Identify every line containing the word "Create" and reproduce each one.

== Extracted data entries ==

========================================================================

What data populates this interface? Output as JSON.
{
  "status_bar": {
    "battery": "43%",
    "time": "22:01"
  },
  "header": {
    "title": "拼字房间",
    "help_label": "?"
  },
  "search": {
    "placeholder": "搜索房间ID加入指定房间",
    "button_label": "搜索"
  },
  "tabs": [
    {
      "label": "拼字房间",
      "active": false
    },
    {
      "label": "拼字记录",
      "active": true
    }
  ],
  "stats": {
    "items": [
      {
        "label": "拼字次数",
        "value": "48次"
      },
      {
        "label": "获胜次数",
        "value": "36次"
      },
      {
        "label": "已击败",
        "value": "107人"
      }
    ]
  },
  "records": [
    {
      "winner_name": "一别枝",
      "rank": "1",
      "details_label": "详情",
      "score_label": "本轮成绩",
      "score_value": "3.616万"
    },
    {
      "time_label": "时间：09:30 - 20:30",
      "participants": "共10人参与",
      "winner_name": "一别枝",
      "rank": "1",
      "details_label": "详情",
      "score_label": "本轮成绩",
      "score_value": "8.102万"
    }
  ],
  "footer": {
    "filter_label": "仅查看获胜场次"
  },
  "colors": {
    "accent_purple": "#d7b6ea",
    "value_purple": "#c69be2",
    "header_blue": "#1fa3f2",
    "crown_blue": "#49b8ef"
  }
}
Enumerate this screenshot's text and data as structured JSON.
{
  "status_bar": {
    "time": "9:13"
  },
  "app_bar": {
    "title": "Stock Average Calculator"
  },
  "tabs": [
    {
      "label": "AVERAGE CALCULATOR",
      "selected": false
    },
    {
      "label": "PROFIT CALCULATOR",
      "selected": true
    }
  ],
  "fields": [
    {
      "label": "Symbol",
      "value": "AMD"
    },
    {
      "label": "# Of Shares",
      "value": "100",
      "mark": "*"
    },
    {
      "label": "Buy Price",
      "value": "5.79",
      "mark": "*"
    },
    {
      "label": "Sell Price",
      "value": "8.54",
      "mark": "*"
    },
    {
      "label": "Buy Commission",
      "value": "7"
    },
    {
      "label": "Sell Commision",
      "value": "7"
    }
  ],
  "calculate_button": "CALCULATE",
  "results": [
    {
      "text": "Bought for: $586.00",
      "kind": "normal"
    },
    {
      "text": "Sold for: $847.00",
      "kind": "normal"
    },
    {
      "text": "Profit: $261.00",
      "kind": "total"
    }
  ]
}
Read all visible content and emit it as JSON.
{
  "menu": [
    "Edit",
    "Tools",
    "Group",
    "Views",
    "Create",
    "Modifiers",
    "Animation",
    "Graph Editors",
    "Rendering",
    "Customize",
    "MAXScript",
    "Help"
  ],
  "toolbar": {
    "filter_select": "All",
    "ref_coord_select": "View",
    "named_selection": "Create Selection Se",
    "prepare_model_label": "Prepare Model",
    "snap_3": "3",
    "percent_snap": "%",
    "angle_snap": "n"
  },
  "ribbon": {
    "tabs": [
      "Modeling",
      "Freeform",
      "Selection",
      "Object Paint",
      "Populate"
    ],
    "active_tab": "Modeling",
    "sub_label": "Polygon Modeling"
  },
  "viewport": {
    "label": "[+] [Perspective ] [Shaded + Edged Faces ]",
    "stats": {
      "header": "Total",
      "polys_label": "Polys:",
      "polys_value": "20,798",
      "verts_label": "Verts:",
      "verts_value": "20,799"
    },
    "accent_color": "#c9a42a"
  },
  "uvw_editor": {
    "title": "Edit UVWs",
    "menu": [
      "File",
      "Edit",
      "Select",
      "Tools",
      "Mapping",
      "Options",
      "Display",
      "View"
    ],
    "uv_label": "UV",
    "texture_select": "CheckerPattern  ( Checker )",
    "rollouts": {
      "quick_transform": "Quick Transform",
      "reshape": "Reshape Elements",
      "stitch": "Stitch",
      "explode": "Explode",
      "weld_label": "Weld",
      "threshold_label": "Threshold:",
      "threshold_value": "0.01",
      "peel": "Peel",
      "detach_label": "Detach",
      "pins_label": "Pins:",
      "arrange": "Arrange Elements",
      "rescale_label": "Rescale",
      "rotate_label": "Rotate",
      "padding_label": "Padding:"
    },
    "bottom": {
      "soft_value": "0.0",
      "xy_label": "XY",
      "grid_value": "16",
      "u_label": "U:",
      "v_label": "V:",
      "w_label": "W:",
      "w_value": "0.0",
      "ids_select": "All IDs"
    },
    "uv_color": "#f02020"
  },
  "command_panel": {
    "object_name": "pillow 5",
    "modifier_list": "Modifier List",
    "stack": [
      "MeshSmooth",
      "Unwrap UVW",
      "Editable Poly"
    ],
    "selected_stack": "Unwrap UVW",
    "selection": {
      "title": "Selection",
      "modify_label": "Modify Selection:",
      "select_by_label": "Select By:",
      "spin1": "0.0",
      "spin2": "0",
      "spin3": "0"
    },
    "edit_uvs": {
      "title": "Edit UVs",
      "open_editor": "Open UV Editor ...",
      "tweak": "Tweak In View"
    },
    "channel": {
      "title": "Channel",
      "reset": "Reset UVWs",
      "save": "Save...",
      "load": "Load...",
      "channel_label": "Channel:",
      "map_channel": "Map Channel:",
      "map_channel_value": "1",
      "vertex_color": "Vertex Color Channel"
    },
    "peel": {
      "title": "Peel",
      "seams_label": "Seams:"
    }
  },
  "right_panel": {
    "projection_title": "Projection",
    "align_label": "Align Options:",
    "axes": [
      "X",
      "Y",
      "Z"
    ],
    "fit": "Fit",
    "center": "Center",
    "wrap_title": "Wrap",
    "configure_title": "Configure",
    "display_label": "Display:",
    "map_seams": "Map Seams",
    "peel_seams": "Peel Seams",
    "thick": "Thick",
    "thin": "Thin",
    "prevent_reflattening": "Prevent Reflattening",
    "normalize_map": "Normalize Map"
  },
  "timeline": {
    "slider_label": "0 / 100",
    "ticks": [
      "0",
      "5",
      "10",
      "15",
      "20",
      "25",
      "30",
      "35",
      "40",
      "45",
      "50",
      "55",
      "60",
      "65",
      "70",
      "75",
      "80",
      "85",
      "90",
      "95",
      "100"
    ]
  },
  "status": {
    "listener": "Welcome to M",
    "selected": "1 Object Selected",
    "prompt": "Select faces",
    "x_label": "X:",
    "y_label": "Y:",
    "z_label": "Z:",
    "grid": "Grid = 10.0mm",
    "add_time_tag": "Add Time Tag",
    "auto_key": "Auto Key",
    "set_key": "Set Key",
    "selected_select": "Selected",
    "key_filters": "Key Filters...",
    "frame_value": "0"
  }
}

========================================================================

== Response to the exercise ==
    "Create",
    "named_selection": "Create Selection Se",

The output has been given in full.